* EXERCISE INSTRUCTIONS: Look through the data below and work out how many lines contain the string "already". Give the number alone.

* RECORDS PROVIDED:
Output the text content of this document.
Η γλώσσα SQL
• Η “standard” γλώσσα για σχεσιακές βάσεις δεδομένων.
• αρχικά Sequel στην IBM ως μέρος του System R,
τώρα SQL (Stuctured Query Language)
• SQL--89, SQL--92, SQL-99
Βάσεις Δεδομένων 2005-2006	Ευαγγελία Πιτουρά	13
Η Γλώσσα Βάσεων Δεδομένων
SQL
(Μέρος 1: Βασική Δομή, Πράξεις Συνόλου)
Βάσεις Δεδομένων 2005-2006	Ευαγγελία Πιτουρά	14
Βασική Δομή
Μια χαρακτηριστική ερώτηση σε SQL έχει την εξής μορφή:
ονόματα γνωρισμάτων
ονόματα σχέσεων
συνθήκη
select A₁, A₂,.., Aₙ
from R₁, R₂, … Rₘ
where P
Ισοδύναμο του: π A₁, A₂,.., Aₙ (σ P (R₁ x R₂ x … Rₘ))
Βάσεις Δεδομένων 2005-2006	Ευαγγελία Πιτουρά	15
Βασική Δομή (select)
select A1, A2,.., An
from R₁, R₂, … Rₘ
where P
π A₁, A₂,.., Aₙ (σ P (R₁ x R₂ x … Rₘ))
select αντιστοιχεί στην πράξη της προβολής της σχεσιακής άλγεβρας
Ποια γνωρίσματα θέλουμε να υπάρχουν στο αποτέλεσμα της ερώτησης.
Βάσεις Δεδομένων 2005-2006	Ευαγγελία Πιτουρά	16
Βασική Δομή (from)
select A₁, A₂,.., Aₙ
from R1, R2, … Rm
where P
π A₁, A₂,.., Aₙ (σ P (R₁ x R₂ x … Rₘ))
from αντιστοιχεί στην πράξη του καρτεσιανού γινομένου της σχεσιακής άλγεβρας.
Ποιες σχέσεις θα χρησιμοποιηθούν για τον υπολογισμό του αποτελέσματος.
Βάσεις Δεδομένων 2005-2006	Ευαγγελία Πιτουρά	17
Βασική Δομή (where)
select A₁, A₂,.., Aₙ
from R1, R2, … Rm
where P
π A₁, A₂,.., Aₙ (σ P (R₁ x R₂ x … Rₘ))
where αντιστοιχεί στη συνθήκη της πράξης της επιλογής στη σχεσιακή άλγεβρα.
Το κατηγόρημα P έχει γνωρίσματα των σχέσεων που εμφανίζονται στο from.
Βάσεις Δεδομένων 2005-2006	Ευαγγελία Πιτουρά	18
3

---

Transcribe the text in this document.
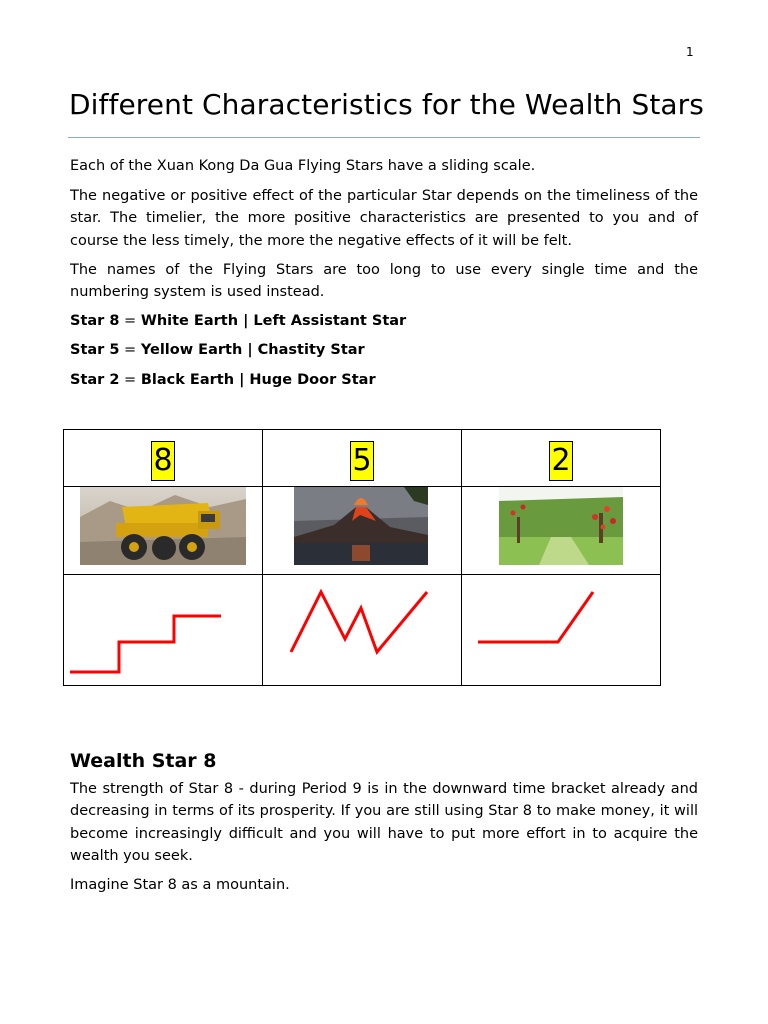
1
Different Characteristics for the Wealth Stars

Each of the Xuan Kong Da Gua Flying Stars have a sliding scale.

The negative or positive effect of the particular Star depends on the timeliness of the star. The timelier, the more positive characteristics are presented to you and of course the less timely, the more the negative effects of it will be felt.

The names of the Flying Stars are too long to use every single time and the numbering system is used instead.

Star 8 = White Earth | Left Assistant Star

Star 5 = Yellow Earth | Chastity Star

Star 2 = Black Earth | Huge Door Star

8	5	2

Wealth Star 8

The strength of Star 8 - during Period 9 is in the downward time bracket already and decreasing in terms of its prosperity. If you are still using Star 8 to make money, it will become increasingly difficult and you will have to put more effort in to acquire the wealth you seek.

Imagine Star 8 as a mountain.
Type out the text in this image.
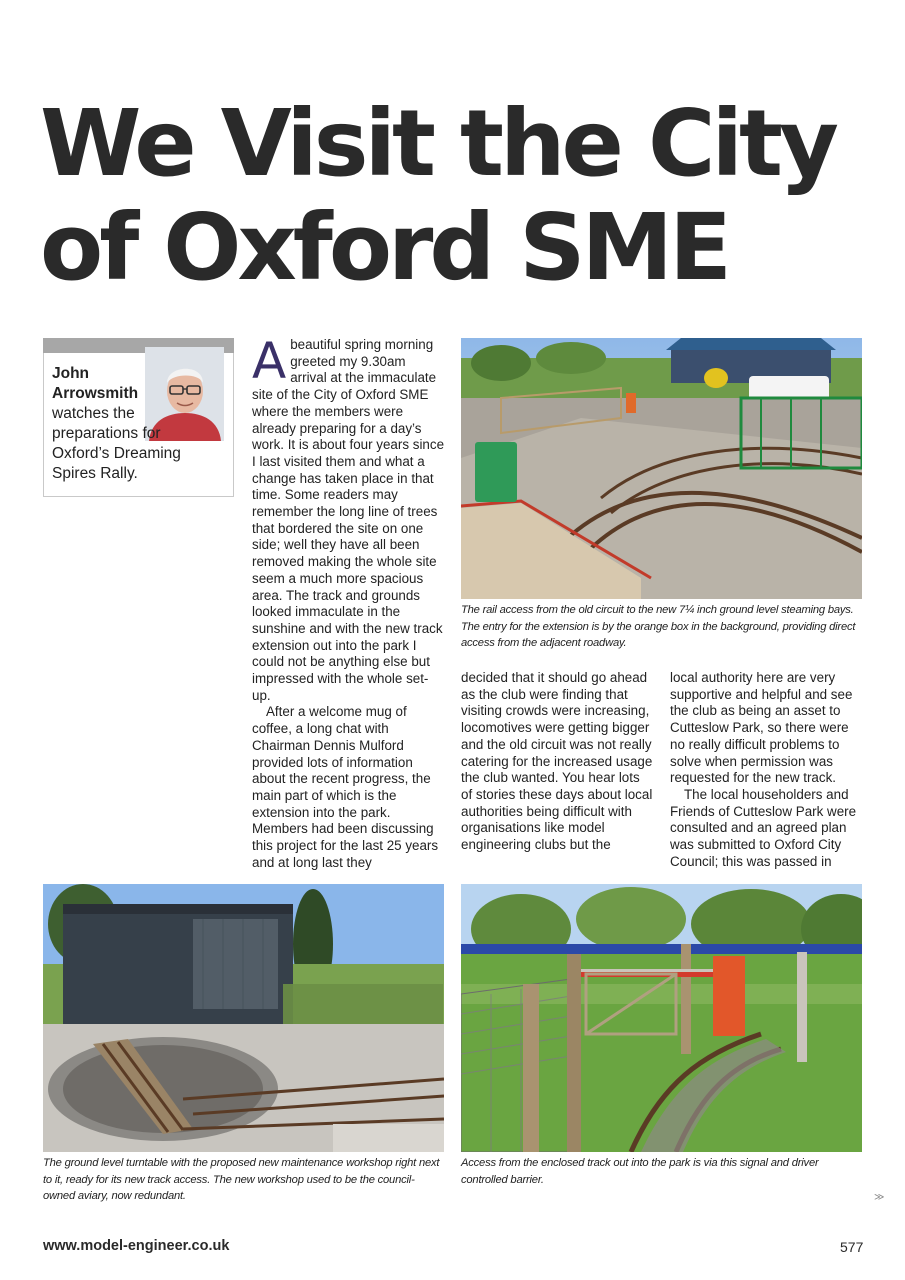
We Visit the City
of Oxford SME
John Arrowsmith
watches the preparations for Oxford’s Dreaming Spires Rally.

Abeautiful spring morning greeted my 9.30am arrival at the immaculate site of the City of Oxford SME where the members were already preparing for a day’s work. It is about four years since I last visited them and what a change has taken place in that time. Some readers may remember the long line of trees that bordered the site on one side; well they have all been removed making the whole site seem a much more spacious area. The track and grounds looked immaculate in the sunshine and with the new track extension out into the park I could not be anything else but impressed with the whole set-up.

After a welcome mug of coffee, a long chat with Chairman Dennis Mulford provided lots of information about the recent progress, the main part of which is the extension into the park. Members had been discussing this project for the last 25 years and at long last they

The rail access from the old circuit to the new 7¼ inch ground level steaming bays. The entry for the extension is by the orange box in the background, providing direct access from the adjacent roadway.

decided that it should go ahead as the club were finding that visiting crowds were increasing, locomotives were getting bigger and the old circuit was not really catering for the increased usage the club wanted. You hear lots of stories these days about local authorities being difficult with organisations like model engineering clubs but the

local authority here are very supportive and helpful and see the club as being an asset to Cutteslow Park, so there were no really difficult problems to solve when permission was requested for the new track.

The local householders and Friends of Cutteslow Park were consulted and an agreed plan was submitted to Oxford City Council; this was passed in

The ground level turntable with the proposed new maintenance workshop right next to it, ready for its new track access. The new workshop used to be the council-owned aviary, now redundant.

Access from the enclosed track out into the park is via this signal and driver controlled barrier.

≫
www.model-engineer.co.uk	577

...

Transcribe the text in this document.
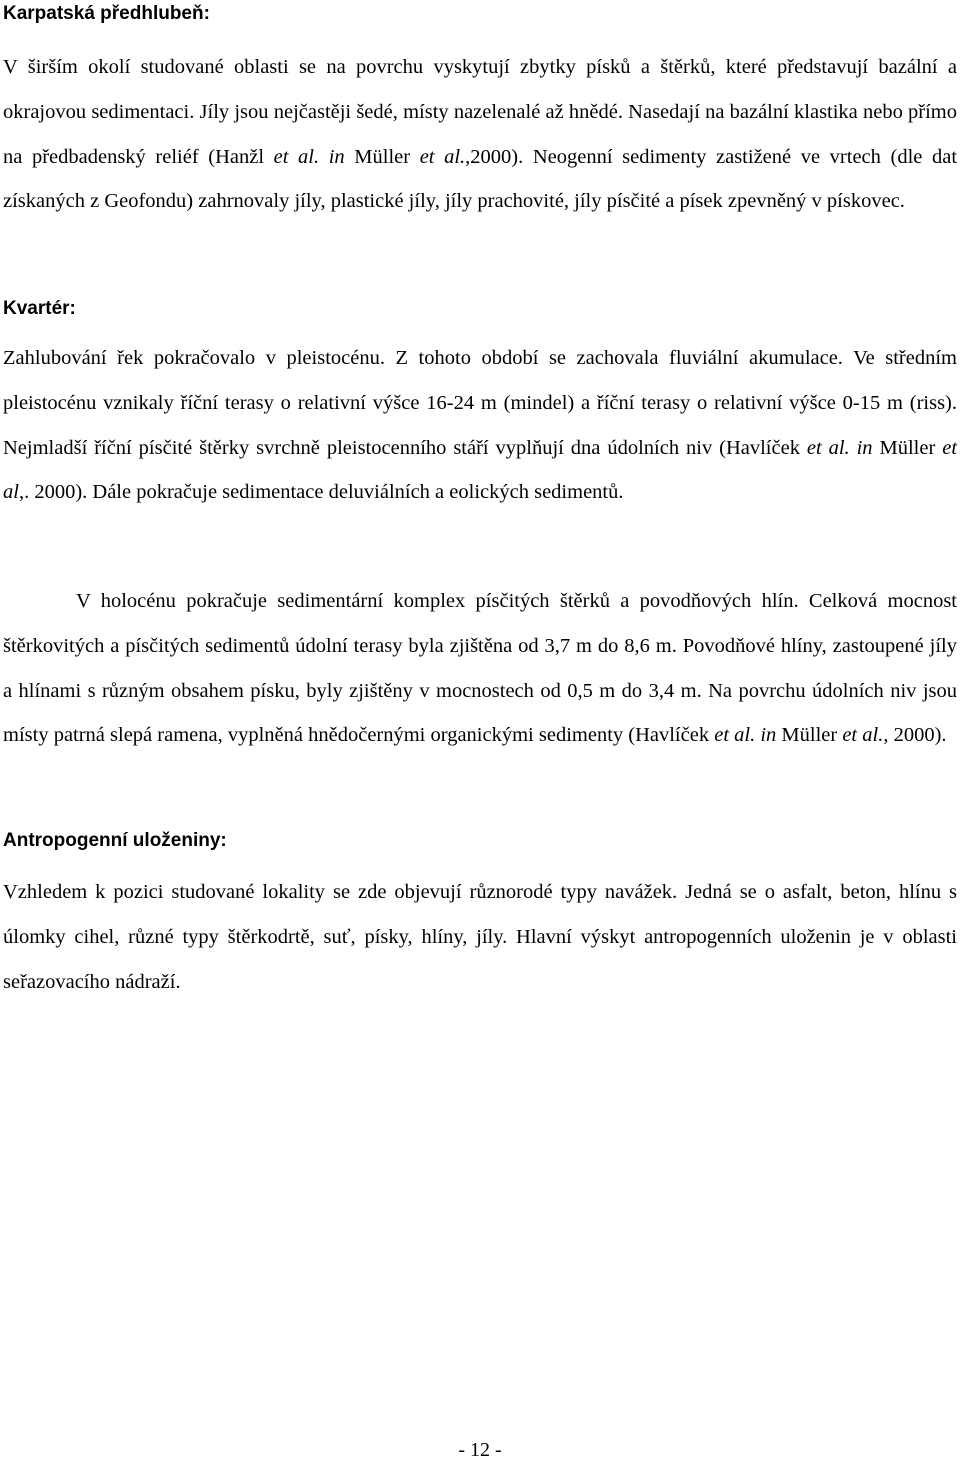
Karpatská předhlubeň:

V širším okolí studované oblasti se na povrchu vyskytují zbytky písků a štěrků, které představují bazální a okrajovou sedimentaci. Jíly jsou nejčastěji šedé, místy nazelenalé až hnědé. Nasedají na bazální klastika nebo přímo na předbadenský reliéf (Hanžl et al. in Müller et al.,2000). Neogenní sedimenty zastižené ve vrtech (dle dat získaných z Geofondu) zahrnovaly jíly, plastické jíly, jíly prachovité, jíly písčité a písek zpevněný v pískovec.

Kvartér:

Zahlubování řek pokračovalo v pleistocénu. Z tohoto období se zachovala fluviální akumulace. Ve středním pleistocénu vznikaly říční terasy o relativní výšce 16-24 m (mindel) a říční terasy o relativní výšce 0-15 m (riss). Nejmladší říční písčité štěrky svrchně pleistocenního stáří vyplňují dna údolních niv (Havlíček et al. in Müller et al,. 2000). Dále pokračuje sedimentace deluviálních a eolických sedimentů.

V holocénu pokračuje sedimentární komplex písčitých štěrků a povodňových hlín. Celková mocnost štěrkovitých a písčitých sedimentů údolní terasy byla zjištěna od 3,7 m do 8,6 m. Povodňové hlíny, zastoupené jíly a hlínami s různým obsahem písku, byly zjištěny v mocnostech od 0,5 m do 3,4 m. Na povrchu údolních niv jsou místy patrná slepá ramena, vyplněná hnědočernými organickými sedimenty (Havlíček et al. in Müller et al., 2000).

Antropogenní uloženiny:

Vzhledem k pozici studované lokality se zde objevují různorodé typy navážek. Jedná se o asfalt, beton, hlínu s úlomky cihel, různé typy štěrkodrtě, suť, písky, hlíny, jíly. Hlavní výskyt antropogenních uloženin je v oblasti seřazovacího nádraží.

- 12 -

* PROBLEM SOLUTION: 2